[Records excerpted from a collection]
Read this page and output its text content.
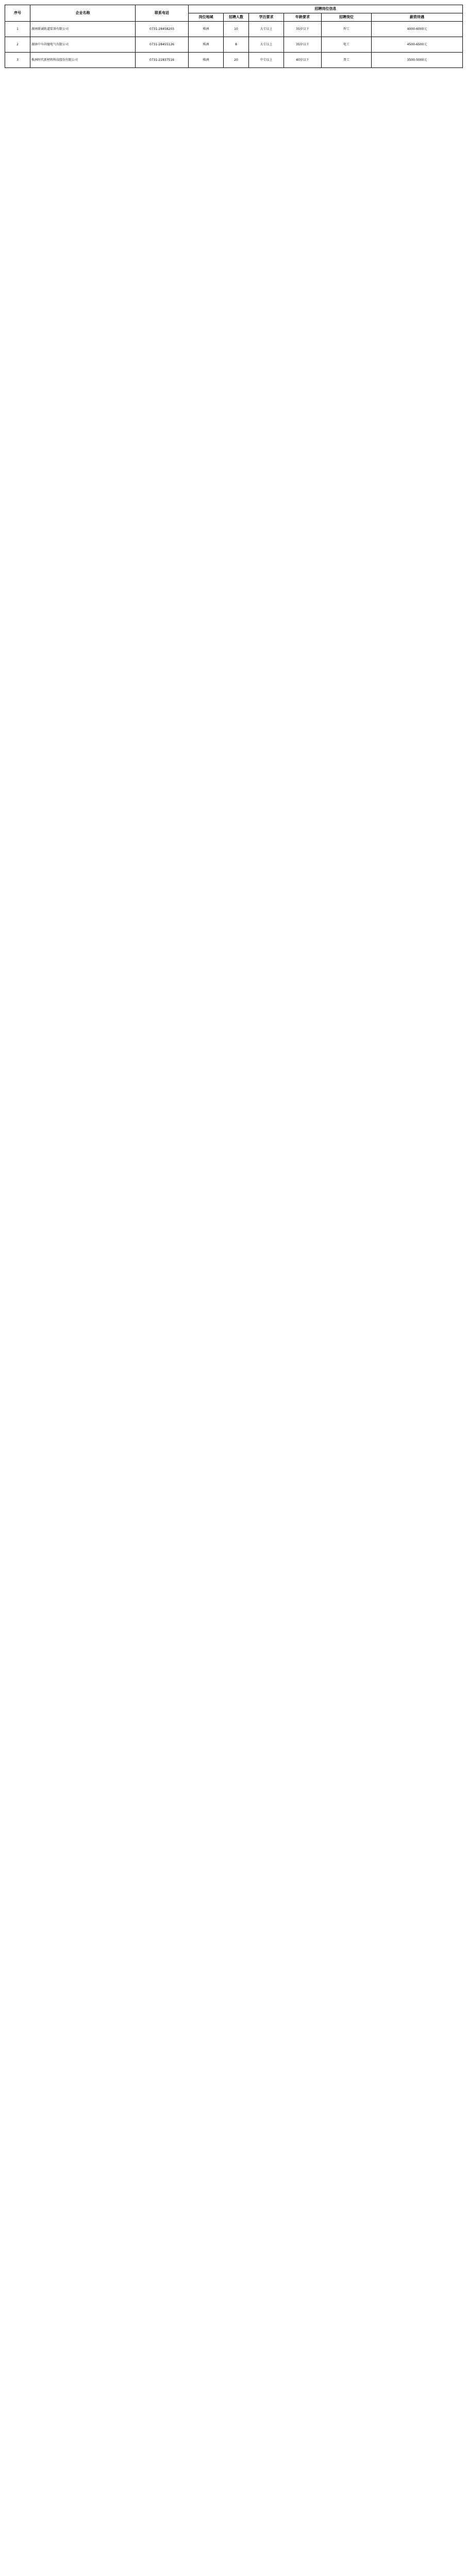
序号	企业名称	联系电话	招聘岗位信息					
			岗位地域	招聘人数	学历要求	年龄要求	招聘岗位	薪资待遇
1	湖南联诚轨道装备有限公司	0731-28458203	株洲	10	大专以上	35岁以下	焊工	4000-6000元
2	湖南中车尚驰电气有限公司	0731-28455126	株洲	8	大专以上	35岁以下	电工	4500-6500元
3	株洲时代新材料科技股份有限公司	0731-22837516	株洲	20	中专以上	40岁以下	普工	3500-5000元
* * *
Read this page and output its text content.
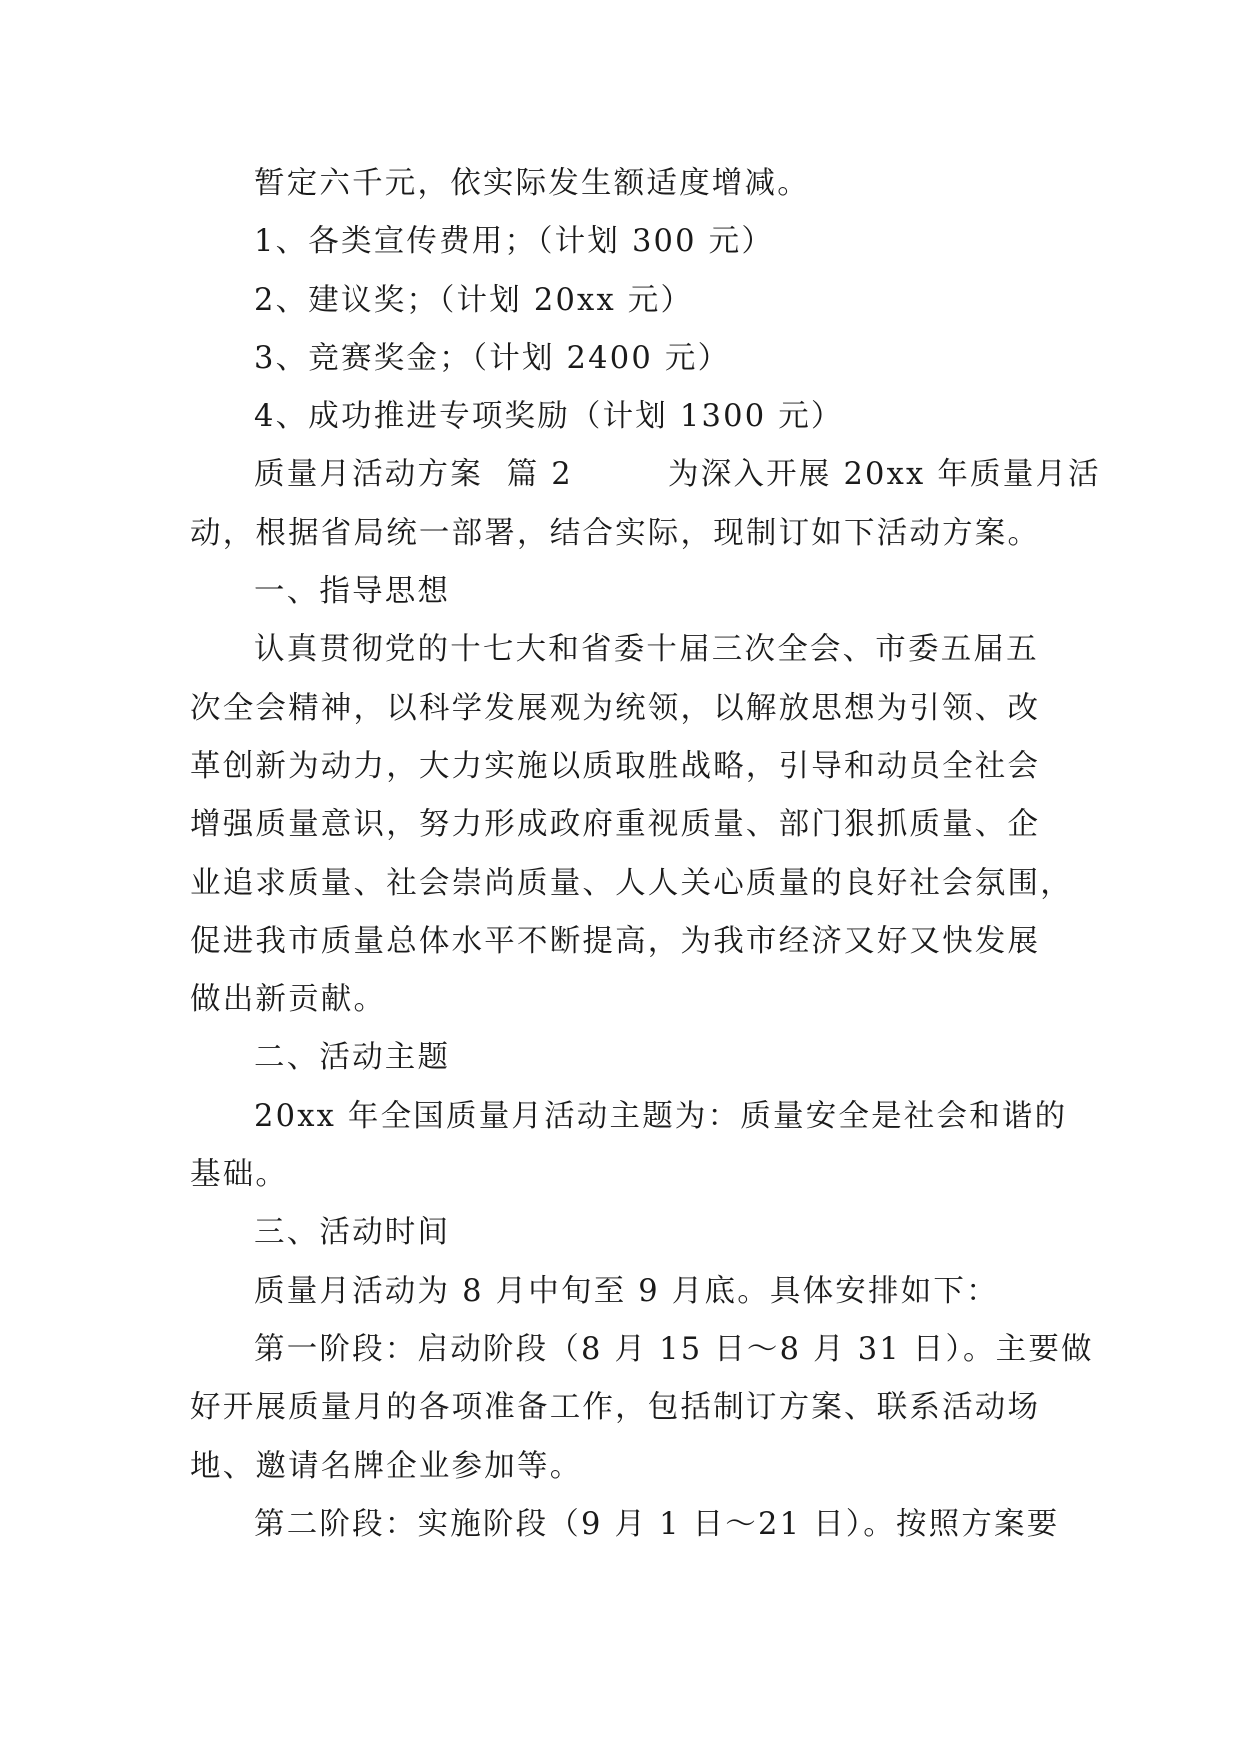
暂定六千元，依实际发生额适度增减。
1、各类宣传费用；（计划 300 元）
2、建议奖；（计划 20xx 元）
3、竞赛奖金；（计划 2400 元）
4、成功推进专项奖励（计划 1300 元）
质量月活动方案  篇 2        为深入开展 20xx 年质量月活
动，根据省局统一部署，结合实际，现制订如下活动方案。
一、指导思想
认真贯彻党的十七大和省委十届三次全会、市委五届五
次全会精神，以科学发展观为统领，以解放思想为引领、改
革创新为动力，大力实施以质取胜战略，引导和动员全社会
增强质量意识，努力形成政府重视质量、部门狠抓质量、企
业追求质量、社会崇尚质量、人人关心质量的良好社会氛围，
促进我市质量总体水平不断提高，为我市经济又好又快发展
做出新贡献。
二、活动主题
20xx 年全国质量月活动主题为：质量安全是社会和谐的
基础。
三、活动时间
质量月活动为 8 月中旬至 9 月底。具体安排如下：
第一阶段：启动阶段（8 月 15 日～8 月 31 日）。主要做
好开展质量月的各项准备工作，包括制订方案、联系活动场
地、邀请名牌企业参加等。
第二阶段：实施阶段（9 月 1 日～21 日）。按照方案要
--
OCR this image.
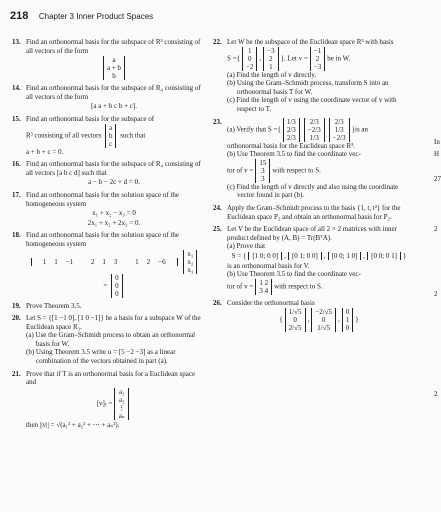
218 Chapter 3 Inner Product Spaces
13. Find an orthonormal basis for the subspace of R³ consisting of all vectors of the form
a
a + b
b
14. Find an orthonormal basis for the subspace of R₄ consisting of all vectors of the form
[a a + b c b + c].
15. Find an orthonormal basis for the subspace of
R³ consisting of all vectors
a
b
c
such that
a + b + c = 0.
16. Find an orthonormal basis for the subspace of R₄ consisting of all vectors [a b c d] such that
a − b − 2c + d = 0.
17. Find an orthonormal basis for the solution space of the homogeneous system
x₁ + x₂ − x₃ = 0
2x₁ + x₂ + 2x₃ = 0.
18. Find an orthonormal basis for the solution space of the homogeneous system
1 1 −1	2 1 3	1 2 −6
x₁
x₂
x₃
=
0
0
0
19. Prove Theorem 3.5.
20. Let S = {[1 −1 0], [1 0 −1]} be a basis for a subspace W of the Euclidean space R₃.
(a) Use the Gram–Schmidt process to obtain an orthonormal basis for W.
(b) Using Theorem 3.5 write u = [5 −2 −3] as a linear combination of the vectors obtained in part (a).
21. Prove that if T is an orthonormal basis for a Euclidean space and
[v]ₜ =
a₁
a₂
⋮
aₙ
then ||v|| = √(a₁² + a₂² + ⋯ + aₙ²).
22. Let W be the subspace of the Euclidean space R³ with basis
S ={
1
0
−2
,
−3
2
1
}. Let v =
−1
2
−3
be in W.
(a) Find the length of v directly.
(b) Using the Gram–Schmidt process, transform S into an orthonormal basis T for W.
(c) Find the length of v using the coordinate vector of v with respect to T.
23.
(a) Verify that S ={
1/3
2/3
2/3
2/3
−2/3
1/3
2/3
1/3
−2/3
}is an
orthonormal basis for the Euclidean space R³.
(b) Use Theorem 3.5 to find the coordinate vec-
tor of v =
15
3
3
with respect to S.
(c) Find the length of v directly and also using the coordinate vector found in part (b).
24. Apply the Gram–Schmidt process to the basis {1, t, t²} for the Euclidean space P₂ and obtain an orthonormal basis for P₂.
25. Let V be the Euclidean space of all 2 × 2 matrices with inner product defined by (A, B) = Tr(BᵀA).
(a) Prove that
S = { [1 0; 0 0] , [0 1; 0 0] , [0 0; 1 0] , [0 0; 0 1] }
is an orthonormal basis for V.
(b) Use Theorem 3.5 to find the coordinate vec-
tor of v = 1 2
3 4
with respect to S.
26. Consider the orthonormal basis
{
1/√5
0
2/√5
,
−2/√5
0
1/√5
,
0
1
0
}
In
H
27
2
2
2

- _WRITTEN REQUEST_:
Determine how many lines above contain "subspace" as a word or string. Give the number alone.

- _TASK ANSWER_:
6